→ Exercise details: Locate and copy each line in the data that contains the word "this".

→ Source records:

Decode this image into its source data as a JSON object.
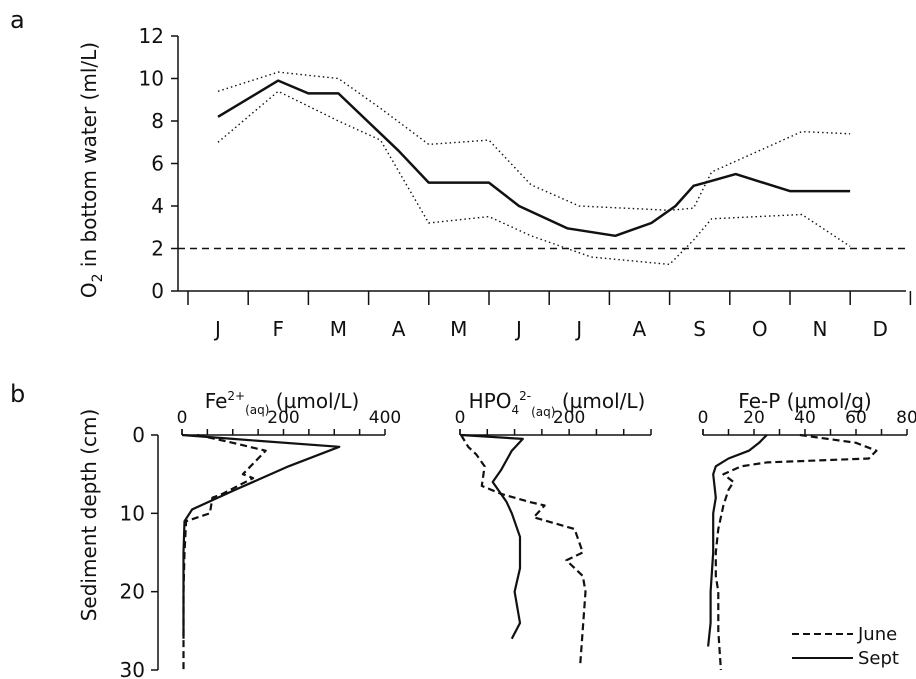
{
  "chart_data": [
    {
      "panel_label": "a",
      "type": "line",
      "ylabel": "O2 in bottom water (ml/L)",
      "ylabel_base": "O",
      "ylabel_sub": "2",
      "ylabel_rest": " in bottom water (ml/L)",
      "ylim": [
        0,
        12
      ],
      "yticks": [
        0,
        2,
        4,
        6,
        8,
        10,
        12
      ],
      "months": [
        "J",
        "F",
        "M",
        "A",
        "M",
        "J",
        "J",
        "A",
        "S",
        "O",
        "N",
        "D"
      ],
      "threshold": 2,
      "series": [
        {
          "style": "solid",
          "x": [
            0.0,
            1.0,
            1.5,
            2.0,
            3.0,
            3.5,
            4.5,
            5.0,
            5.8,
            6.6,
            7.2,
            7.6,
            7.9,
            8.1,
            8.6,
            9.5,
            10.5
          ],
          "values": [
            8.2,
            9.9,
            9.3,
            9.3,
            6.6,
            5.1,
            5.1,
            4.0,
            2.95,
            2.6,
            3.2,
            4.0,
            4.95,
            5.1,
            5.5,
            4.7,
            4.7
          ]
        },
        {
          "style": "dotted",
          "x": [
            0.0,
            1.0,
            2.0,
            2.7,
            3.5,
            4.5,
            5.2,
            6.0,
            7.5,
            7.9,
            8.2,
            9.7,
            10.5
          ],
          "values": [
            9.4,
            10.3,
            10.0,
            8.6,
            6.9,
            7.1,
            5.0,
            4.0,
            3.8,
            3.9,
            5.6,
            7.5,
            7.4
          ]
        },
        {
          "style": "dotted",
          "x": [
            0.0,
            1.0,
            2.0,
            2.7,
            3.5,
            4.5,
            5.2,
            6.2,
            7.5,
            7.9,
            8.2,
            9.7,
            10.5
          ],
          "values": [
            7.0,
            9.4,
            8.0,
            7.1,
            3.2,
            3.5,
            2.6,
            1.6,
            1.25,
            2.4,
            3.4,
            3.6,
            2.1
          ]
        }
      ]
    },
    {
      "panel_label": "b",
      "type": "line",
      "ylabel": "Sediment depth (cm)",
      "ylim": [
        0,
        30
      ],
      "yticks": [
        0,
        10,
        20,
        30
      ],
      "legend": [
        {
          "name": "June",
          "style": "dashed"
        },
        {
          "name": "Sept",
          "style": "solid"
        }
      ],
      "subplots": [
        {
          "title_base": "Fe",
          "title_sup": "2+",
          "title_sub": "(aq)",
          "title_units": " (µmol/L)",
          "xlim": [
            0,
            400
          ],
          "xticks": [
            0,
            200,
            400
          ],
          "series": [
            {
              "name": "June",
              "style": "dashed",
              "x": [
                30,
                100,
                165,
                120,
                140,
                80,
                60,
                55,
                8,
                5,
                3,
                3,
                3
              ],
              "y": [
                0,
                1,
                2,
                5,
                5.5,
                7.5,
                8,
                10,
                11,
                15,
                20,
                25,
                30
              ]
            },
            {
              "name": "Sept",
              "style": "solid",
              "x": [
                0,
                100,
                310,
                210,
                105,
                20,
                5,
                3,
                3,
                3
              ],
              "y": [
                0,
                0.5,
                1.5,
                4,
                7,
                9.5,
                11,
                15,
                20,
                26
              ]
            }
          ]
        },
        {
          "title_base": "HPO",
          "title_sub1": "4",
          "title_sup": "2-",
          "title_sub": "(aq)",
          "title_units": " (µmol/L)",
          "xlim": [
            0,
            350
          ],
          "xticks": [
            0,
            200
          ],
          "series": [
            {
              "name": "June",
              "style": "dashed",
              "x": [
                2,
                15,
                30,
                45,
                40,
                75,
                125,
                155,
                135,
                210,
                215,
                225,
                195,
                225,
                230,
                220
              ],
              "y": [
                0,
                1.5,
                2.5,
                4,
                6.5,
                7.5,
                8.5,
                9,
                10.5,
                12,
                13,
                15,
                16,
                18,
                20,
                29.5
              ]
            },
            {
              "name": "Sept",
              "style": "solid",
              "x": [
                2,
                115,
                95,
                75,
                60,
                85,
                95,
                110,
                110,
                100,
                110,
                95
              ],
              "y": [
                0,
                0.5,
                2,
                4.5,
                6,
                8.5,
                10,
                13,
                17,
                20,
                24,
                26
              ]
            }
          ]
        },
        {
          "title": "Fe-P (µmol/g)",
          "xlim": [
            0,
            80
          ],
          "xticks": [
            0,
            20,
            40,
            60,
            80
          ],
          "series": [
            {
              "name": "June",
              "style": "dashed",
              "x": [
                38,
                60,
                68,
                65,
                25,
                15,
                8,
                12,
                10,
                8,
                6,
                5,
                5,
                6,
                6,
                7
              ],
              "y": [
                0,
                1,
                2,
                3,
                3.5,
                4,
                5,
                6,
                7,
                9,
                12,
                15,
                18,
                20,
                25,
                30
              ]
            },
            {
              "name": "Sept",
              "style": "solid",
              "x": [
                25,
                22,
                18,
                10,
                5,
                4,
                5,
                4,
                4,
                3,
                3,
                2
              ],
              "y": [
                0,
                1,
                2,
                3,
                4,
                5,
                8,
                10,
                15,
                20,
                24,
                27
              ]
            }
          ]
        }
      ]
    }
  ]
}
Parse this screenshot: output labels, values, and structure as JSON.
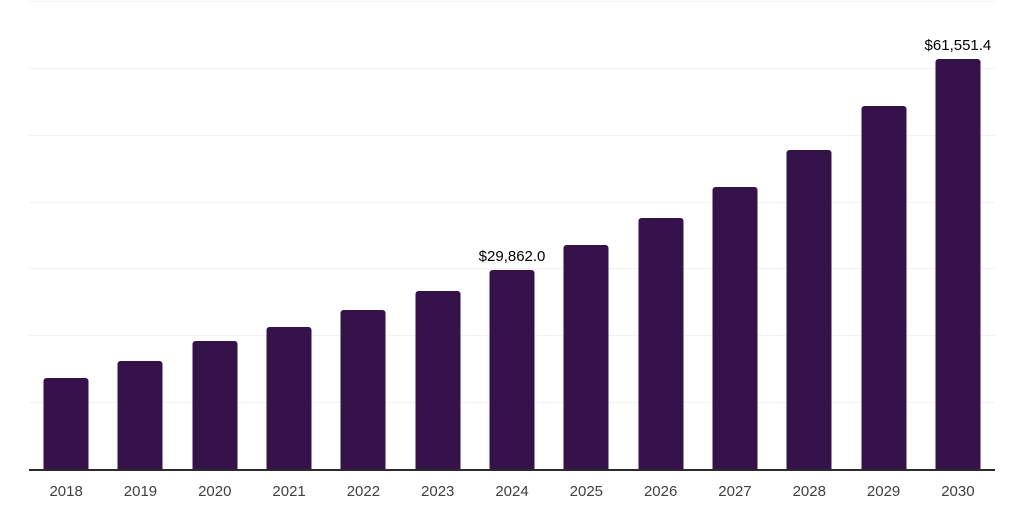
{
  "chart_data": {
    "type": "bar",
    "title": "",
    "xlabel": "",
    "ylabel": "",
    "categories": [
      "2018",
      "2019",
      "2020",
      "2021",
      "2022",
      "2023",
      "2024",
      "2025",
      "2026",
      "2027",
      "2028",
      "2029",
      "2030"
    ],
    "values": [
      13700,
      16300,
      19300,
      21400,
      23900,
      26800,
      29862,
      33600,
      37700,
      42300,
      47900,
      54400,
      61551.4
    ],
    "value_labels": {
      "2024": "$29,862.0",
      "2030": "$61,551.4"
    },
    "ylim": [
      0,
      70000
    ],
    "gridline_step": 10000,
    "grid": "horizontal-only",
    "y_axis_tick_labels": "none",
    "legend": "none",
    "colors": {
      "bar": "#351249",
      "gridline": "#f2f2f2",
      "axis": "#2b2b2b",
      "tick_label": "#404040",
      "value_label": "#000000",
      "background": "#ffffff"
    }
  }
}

---

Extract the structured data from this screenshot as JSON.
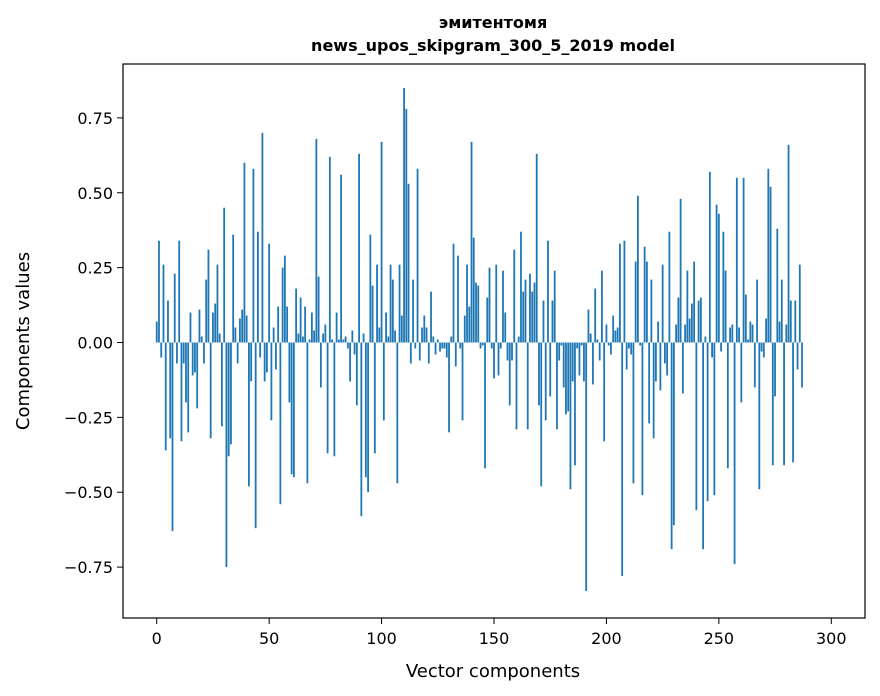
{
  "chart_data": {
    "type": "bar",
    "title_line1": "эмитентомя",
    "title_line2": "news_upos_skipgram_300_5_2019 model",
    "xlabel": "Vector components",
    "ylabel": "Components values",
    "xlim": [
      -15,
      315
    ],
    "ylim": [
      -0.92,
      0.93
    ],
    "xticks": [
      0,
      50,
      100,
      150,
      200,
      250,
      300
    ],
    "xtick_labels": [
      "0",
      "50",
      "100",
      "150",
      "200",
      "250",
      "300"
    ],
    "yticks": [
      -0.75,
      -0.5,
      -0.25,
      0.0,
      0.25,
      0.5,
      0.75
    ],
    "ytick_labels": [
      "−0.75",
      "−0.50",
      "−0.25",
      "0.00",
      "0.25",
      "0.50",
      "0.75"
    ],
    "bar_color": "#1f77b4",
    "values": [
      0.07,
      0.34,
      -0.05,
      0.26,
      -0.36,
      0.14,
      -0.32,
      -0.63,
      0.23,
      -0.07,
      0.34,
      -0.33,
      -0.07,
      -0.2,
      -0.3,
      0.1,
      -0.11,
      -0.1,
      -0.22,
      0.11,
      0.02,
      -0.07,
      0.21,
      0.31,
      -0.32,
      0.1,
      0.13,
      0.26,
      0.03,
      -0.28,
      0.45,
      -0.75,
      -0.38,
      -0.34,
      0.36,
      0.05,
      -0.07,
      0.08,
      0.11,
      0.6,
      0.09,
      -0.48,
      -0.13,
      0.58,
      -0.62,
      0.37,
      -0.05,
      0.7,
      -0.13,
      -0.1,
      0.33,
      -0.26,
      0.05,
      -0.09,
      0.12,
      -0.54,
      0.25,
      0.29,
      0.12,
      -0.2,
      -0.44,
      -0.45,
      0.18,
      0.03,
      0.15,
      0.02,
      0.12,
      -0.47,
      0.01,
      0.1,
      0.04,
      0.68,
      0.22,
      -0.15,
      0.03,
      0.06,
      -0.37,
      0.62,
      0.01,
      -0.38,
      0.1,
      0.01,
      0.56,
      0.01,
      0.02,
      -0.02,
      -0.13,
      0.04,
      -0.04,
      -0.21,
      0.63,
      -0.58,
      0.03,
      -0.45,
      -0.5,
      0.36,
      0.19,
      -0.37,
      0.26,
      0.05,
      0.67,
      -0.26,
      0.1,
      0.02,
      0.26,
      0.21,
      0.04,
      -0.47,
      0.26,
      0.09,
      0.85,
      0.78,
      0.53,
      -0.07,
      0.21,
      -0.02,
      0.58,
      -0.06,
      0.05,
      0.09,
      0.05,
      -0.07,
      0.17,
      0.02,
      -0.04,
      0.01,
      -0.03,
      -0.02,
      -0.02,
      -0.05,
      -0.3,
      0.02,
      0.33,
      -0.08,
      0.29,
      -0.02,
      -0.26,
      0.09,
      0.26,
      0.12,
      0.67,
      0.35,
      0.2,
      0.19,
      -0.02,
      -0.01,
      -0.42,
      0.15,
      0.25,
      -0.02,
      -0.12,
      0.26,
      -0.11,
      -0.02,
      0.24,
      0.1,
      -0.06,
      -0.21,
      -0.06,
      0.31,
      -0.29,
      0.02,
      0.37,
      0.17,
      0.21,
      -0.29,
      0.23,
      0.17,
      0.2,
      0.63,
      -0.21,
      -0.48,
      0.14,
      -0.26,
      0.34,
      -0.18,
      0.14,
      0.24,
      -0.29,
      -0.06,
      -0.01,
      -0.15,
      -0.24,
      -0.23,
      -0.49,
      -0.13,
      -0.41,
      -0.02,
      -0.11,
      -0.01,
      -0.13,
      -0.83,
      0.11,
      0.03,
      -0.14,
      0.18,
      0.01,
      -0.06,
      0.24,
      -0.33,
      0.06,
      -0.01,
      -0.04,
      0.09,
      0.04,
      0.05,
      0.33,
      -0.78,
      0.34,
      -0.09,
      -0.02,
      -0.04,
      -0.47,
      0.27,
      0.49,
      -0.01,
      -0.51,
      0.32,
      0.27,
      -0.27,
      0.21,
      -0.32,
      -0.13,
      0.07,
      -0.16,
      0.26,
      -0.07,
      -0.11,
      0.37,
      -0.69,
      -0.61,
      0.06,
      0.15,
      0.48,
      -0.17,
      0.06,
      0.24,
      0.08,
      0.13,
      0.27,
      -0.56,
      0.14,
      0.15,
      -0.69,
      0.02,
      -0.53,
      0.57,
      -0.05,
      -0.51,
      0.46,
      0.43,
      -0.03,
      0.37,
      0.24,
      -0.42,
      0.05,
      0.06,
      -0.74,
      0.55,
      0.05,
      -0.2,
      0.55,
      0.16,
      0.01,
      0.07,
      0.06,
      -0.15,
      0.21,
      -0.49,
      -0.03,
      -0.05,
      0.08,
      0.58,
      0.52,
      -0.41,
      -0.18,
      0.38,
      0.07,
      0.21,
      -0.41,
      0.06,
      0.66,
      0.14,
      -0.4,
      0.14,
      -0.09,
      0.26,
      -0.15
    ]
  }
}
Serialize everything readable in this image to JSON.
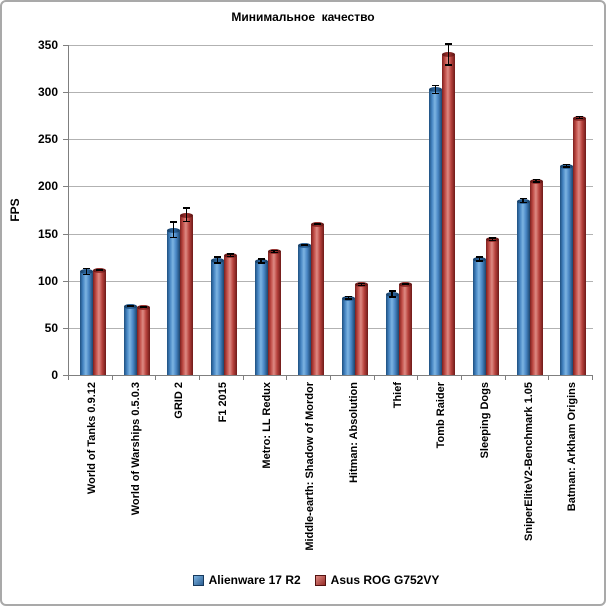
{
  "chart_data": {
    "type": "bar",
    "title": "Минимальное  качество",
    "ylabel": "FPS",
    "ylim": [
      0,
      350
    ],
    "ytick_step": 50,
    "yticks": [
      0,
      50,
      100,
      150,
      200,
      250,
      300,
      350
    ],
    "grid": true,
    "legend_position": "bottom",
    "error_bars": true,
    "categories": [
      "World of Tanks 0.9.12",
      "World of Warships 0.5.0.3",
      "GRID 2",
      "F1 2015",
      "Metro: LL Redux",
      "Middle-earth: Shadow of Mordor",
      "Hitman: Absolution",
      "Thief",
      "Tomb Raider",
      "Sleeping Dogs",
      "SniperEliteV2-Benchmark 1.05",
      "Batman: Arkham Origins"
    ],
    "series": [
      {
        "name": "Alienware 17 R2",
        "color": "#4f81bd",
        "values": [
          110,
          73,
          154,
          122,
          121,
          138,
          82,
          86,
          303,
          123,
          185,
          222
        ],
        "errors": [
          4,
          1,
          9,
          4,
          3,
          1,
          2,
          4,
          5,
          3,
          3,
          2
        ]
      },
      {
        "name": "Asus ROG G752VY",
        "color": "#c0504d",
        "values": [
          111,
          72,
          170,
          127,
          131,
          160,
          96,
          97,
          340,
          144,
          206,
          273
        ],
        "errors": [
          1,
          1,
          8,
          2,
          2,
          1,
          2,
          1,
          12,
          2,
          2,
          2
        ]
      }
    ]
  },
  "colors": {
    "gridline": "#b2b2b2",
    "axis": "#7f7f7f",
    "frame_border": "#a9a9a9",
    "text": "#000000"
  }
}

→ Correct output:
Decode this image into its source data as a JSON object.
Parse this screenshot: output labels, values, and structure as JSON.
Extract the structured data from this screenshot as JSON.
Serialize everything readable in this image to JSON.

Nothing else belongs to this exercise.